**REQUIREMENT**
Copy out each line featuring the string "幽谷探险" from the entries beneath.

**RECORDS PROVIDED**
>>>
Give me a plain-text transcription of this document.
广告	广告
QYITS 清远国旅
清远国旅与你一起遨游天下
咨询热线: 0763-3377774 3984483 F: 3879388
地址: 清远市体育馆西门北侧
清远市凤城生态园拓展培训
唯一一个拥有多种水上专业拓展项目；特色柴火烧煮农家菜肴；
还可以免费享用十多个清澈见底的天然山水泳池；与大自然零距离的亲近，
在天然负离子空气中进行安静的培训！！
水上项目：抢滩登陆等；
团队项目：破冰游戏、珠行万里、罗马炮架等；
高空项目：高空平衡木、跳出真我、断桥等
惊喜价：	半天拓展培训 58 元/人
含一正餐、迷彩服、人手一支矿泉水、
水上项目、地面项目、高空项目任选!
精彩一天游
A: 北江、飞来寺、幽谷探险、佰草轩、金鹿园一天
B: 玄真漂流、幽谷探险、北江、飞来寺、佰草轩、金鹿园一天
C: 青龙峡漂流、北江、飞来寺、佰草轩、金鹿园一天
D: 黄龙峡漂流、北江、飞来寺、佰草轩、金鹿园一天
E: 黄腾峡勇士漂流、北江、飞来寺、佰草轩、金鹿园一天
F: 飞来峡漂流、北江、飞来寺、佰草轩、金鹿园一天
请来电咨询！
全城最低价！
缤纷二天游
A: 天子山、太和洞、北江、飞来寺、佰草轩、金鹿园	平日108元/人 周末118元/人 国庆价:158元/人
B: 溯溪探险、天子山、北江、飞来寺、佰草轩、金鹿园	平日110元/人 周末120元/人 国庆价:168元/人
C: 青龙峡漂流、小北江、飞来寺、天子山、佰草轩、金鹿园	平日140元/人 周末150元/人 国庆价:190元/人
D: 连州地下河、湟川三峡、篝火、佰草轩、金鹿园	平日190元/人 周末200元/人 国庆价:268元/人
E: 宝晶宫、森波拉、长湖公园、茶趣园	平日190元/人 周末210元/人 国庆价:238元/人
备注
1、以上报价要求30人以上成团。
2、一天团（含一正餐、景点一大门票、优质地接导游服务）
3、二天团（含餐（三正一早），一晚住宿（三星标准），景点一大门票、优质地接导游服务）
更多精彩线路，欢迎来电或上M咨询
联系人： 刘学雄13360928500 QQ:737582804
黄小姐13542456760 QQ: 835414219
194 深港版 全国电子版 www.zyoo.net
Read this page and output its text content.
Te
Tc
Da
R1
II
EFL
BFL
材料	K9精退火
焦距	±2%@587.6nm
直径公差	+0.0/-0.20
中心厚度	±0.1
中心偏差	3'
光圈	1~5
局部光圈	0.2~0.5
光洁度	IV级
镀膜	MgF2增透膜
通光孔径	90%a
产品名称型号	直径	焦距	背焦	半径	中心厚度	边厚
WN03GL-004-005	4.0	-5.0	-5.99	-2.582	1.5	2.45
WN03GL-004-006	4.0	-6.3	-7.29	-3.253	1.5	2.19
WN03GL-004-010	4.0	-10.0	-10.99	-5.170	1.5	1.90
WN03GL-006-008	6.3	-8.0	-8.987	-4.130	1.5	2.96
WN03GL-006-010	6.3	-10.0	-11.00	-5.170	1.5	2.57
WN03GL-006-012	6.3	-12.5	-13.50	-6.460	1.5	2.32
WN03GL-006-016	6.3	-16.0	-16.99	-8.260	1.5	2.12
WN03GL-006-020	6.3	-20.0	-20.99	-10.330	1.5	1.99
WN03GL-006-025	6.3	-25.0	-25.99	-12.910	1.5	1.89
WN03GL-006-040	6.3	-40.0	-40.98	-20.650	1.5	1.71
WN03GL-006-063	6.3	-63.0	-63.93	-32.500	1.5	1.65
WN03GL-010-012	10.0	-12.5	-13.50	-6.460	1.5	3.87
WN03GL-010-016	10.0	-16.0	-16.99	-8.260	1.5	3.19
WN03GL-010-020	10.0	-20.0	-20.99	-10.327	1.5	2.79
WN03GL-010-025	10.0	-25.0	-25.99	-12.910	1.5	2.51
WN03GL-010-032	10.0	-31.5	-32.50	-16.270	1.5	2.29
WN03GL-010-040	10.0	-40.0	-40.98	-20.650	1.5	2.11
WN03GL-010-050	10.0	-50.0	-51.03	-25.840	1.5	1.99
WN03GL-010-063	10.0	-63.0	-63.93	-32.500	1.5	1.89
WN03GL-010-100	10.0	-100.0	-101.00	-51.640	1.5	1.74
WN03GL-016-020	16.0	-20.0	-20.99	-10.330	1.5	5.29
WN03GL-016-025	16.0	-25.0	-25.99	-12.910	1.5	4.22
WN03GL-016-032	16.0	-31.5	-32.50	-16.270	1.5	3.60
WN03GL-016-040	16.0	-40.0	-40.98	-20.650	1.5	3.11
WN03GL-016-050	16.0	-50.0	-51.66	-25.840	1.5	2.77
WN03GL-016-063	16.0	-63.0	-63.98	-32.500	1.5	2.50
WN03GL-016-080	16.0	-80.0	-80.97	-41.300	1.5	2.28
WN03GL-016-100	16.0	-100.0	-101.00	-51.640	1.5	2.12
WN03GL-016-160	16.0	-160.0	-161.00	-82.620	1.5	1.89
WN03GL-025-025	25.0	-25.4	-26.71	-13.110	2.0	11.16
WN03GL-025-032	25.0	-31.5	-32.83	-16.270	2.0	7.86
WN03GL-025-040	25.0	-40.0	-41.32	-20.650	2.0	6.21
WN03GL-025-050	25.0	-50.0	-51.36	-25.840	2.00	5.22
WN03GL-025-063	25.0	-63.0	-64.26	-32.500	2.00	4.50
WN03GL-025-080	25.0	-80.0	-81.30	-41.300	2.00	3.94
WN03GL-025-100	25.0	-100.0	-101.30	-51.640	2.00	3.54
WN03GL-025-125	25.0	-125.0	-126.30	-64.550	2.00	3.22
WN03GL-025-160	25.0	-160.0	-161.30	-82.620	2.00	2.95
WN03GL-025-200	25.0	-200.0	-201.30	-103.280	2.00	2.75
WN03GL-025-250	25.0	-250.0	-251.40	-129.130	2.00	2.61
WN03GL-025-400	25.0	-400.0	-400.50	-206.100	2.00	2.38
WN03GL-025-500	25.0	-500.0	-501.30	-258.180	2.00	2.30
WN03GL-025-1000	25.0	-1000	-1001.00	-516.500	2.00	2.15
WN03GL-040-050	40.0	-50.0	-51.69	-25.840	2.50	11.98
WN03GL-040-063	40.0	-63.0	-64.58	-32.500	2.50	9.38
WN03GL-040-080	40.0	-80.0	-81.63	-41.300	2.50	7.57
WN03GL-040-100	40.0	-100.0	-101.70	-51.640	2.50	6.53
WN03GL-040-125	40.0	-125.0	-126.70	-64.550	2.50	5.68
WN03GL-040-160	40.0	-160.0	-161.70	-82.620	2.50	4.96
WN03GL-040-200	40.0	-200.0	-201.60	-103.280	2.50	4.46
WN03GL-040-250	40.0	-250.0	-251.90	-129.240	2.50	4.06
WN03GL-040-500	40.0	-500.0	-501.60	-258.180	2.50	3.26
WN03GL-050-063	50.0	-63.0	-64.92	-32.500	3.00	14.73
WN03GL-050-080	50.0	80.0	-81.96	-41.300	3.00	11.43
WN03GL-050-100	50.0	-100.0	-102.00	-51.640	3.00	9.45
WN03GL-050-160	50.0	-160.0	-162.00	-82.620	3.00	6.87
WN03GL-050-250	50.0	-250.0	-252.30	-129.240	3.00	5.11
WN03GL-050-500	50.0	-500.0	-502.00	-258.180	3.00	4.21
<<<
**RESPONSE TO THIS TASK**
A: 北江、飞来寺、幽谷探险、佰草轩、金鹿园一天
B: 玄真漂流、幽谷探险、北江、飞来寺、佰草轩、金鹿园一天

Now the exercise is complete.